**OBJECTIVE**.
Restate the entries below word for word, omitting nothing.

**SUPPLIED INFORMATION**.
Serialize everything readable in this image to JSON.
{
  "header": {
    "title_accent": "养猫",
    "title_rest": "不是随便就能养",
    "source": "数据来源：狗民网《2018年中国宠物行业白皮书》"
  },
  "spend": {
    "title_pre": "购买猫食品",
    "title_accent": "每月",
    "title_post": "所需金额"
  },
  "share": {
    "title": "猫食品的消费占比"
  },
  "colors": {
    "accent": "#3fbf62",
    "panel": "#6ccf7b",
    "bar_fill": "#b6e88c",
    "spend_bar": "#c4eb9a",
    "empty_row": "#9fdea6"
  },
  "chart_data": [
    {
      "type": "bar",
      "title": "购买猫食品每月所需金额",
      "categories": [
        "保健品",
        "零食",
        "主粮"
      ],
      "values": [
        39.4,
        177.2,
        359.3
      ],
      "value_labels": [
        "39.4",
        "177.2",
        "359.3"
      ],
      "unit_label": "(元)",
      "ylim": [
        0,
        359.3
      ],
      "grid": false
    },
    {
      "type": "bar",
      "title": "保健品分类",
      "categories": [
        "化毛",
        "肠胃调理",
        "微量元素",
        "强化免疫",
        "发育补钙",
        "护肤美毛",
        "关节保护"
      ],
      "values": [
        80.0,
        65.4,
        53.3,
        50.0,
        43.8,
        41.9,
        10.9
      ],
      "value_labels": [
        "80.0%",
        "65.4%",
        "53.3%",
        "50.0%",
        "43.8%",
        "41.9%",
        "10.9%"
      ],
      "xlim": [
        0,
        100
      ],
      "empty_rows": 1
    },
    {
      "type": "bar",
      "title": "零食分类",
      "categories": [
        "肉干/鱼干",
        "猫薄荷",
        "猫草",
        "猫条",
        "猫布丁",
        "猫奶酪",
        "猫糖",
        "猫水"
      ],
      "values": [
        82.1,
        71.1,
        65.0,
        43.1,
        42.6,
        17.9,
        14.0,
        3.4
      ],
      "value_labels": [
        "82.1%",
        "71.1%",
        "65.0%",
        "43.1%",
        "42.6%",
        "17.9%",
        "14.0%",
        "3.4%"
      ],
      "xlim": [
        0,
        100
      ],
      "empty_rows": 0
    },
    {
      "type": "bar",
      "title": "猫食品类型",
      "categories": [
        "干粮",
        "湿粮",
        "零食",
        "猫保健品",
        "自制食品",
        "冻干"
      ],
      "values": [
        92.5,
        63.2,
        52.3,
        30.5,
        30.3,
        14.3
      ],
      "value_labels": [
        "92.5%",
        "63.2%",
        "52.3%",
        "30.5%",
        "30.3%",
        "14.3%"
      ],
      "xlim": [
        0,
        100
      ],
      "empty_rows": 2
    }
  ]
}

**RESULT FOR THIS EXERCISE**.
Serialize everything readable in this image to JSON.
{
  "header": {
    "title_accent": "养猫",
    "title_rest": "不是随便就能养",
    "source": "数据来源：狗民网《2018年中国宠物行业白皮书》"
  },
  "spend": {
    "title_pre": "购买猫食品",
    "title_accent": "每月",
    "title_post": "所需金额"
  },
  "share": {
    "title": "猫食品的消费占比"
  },
  "colors": {
    "accent": "#3fbf62",
    "panel": "#6ccf7b",
    "bar_fill": "#b6e88c",
    "spend_bar": "#c4eb9a",
    "empty_row": "#9fdea6"
  },
  "chart_data": [
    {
      "type": "bar",
      "title": "购买猫食品每月所需金额",
      "categories": [
        "保健品",
        "零食",
        "主粮"
      ],
      "values": [
        39.4,
        177.2,
        359.3
      ],
      "value_labels": [
        "39.4",
        "177.2",
        "359.3"
      ],
      "unit_label": "(元)",
      "ylim": [
        0,
        359.3
      ],
      "grid": false
    },
    {
      "type": "bar",
      "title": "保健品分类",
      "categories": [
        "化毛",
        "肠胃调理",
        "微量元素",
        "强化免疫",
        "发育补钙",
        "护肤美毛",
        "关节保护"
      ],
      "values": [
        80.0,
        65.4,
        53.3,
        50.0,
        43.8,
        41.9,
        10.9
      ],
      "value_labels": [
        "80.0%",
        "65.4%",
        "53.3%",
        "50.0%",
        "43.8%",
        "41.9%",
        "10.9%"
      ],
      "xlim": [
        0,
        100
      ],
      "empty_rows": 1
    },
    {
      "type": "bar",
      "title": "零食分类",
      "categories": [
        "肉干/鱼干",
        "猫薄荷",
        "猫草",
        "猫条",
        "猫布丁",
        "猫奶酪",
        "猫糖",
        "猫水"
      ],
      "values": [
        82.1,
        71.1,
        65.0,
        43.1,
        42.6,
        17.9,
        14.0,
        3.4
      ],
      "value_labels": [
        "82.1%",
        "71.1%",
        "65.0%",
        "43.1%",
        "42.6%",
        "17.9%",
        "14.0%",
        "3.4%"
      ],
      "xlim": [
        0,
        100
      ],
      "empty_rows": 0
    },
    {
      "type": "bar",
      "title": "猫食品类型",
      "categories": [
        "干粮",
        "湿粮",
        "零食",
        "猫保健品",
        "自制食品",
        "冻干"
      ],
      "values": [
        92.5,
        63.2,
        52.3,
        30.5,
        30.3,
        14.3
      ],
      "value_labels": [
        "92.5%",
        "63.2%",
        "52.3%",
        "30.5%",
        "30.3%",
        "14.3%"
      ],
      "xlim": [
        0,
        100
      ],
      "empty_rows": 2
    }
  ]
}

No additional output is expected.